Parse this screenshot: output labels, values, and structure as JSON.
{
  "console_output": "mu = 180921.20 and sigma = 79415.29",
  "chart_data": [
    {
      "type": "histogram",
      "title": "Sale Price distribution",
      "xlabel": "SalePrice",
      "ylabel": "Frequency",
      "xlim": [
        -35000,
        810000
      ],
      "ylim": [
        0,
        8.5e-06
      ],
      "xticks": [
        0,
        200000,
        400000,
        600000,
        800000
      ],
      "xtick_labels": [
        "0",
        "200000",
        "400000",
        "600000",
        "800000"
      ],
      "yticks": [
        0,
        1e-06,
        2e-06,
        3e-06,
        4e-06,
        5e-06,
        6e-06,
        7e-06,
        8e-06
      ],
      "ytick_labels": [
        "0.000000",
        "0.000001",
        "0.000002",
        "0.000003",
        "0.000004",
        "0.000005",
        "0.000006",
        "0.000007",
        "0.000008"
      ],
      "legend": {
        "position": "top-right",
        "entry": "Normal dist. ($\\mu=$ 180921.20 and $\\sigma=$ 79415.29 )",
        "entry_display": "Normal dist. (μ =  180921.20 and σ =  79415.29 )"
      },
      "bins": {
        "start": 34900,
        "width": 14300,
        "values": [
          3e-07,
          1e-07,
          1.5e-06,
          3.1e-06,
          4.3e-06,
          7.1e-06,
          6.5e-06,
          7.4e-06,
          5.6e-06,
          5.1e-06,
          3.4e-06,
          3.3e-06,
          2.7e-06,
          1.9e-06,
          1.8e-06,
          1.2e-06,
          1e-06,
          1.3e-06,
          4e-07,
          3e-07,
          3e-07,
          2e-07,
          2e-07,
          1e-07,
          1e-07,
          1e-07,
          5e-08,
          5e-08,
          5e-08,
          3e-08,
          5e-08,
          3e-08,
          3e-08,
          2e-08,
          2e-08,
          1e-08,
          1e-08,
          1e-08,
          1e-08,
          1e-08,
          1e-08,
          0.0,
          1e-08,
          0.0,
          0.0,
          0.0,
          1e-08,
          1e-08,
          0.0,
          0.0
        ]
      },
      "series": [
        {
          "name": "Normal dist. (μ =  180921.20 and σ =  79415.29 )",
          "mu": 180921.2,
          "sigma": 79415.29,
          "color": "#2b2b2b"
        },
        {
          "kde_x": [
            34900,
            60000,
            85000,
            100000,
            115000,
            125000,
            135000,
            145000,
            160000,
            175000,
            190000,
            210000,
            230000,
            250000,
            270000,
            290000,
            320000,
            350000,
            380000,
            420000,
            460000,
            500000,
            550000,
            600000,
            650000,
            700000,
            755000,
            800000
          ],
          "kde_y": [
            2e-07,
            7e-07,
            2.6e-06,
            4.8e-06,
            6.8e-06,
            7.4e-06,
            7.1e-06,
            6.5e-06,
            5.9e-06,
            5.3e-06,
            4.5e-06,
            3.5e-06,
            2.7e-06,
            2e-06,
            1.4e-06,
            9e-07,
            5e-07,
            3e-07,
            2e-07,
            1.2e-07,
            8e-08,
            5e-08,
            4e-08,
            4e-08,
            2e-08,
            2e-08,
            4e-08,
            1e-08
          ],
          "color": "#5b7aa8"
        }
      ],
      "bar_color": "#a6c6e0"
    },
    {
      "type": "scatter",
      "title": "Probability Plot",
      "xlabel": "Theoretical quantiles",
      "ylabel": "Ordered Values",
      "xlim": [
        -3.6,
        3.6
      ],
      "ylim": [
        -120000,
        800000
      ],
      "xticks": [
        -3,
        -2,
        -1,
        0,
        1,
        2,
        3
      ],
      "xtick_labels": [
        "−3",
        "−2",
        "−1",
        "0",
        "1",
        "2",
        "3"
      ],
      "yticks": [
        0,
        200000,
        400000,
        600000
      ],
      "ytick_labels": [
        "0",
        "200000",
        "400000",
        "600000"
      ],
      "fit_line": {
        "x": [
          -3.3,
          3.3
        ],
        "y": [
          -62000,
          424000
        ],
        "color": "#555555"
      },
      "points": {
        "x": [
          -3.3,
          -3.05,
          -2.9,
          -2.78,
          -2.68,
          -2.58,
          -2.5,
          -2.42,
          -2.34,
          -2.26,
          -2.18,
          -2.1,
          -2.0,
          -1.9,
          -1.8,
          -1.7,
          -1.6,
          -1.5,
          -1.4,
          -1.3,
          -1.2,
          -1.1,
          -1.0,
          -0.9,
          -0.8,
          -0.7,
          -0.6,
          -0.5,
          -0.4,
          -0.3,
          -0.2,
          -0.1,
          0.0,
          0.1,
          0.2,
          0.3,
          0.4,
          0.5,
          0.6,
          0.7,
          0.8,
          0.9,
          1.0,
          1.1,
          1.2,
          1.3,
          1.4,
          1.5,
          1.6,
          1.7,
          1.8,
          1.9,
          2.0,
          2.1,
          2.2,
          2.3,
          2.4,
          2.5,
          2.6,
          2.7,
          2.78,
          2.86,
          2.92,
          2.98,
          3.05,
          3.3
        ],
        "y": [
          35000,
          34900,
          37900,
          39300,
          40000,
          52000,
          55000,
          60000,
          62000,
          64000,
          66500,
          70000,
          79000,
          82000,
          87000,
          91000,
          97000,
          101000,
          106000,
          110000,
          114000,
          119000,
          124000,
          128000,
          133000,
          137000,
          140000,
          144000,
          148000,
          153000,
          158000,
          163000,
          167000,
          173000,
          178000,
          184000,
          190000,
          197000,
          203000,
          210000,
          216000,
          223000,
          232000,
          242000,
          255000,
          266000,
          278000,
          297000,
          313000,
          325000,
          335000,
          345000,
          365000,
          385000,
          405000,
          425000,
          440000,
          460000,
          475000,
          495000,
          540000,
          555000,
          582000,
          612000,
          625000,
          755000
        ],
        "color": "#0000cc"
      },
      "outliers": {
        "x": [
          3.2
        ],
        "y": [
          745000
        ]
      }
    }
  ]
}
--------------------------------------------------
What needs to be done:
Write the material out again in its entirety, exactly as shown.

Answer to this exercise:
Parse this screenshot: output labels, values, and structure as JSON.
{
  "console_output": "mu = 180921.20 and sigma = 79415.29",
  "chart_data": [
    {
      "type": "histogram",
      "title": "Sale Price distribution",
      "xlabel": "SalePrice",
      "ylabel": "Frequency",
      "xlim": [
        -35000,
        810000
      ],
      "ylim": [
        0,
        8.5e-06
      ],
      "xticks": [
        0,
        200000,
        400000,
        600000,
        800000
      ],
      "xtick_labels": [
        "0",
        "200000",
        "400000",
        "600000",
        "800000"
      ],
      "yticks": [
        0,
        1e-06,
        2e-06,
        3e-06,
        4e-06,
        5e-06,
        6e-06,
        7e-06,
        8e-06
      ],
      "ytick_labels": [
        "0.000000",
        "0.000001",
        "0.000002",
        "0.000003",
        "0.000004",
        "0.000005",
        "0.000006",
        "0.000007",
        "0.000008"
      ],
      "legend": {
        "position": "top-right",
        "entry": "Normal dist. ($\\mu=$ 180921.20 and $\\sigma=$ 79415.29 )",
        "entry_display": "Normal dist. (μ =  180921.20 and σ =  79415.29 )"
      },
      "bins": {
        "start": 34900,
        "width": 14300,
        "values": [
          3e-07,
          1e-07,
          1.5e-06,
          3.1e-06,
          4.3e-06,
          7.1e-06,
          6.5e-06,
          7.4e-06,
          5.6e-06,
          5.1e-06,
          3.4e-06,
          3.3e-06,
          2.7e-06,
          1.9e-06,
          1.8e-06,
          1.2e-06,
          1e-06,
          1.3e-06,
          4e-07,
          3e-07,
          3e-07,
          2e-07,
          2e-07,
          1e-07,
          1e-07,
          1e-07,
          5e-08,
          5e-08,
          5e-08,
          3e-08,
          5e-08,
          3e-08,
          3e-08,
          2e-08,
          2e-08,
          1e-08,
          1e-08,
          1e-08,
          1e-08,
          1e-08,
          1e-08,
          0.0,
          1e-08,
          0.0,
          0.0,
          0.0,
          1e-08,
          1e-08,
          0.0,
          0.0
        ]
      },
      "series": [
        {
          "name": "Normal dist. (μ =  180921.20 and σ =  79415.29 )",
          "mu": 180921.2,
          "sigma": 79415.29,
          "color": "#2b2b2b"
        },
        {
          "kde_x": [
            34900,
            60000,
            85000,
            100000,
            115000,
            125000,
            135000,
            145000,
            160000,
            175000,
            190000,
            210000,
            230000,
            250000,
            270000,
            290000,
            320000,
            350000,
            380000,
            420000,
            460000,
            500000,
            550000,
            600000,
            650000,
            700000,
            755000,
            800000
          ],
          "kde_y": [
            2e-07,
            7e-07,
            2.6e-06,
            4.8e-06,
            6.8e-06,
            7.4e-06,
            7.1e-06,
            6.5e-06,
            5.9e-06,
            5.3e-06,
            4.5e-06,
            3.5e-06,
            2.7e-06,
            2e-06,
            1.4e-06,
            9e-07,
            5e-07,
            3e-07,
            2e-07,
            1.2e-07,
            8e-08,
            5e-08,
            4e-08,
            4e-08,
            2e-08,
            2e-08,
            4e-08,
            1e-08
          ],
          "color": "#5b7aa8"
        }
      ],
      "bar_color": "#a6c6e0"
    },
    {
      "type": "scatter",
      "title": "Probability Plot",
      "xlabel": "Theoretical quantiles",
      "ylabel": "Ordered Values",
      "xlim": [
        -3.6,
        3.6
      ],
      "ylim": [
        -120000,
        800000
      ],
      "xticks": [
        -3,
        -2,
        -1,
        0,
        1,
        2,
        3
      ],
      "xtick_labels": [
        "−3",
        "−2",
        "−1",
        "0",
        "1",
        "2",
        "3"
      ],
      "yticks": [
        0,
        200000,
        400000,
        600000
      ],
      "ytick_labels": [
        "0",
        "200000",
        "400000",
        "600000"
      ],
      "fit_line": {
        "x": [
          -3.3,
          3.3
        ],
        "y": [
          -62000,
          424000
        ],
        "color": "#555555"
      },
      "points": {
        "x": [
          -3.3,
          -3.05,
          -2.9,
          -2.78,
          -2.68,
          -2.58,
          -2.5,
          -2.42,
          -2.34,
          -2.26,
          -2.18,
          -2.1,
          -2.0,
          -1.9,
          -1.8,
          -1.7,
          -1.6,
          -1.5,
          -1.4,
          -1.3,
          -1.2,
          -1.1,
          -1.0,
          -0.9,
          -0.8,
          -0.7,
          -0.6,
          -0.5,
          -0.4,
          -0.3,
          -0.2,
          -0.1,
          0.0,
          0.1,
          0.2,
          0.3,
          0.4,
          0.5,
          0.6,
          0.7,
          0.8,
          0.9,
          1.0,
          1.1,
          1.2,
          1.3,
          1.4,
          1.5,
          1.6,
          1.7,
          1.8,
          1.9,
          2.0,
          2.1,
          2.2,
          2.3,
          2.4,
          2.5,
          2.6,
          2.7,
          2.78,
          2.86,
          2.92,
          2.98,
          3.05,
          3.3
        ],
        "y": [
          35000,
          34900,
          37900,
          39300,
          40000,
          52000,
          55000,
          60000,
          62000,
          64000,
          66500,
          70000,
          79000,
          82000,
          87000,
          91000,
          97000,
          101000,
          106000,
          110000,
          114000,
          119000,
          124000,
          128000,
          133000,
          137000,
          140000,
          144000,
          148000,
          153000,
          158000,
          163000,
          167000,
          173000,
          178000,
          184000,
          190000,
          197000,
          203000,
          210000,
          216000,
          223000,
          232000,
          242000,
          255000,
          266000,
          278000,
          297000,
          313000,
          325000,
          335000,
          345000,
          365000,
          385000,
          405000,
          425000,
          440000,
          460000,
          475000,
          495000,
          540000,
          555000,
          582000,
          612000,
          625000,
          755000
        ],
        "color": "#0000cc"
      },
      "outliers": {
        "x": [
          3.2
        ],
        "y": [
          745000
        ]
      }
    }
  ]
}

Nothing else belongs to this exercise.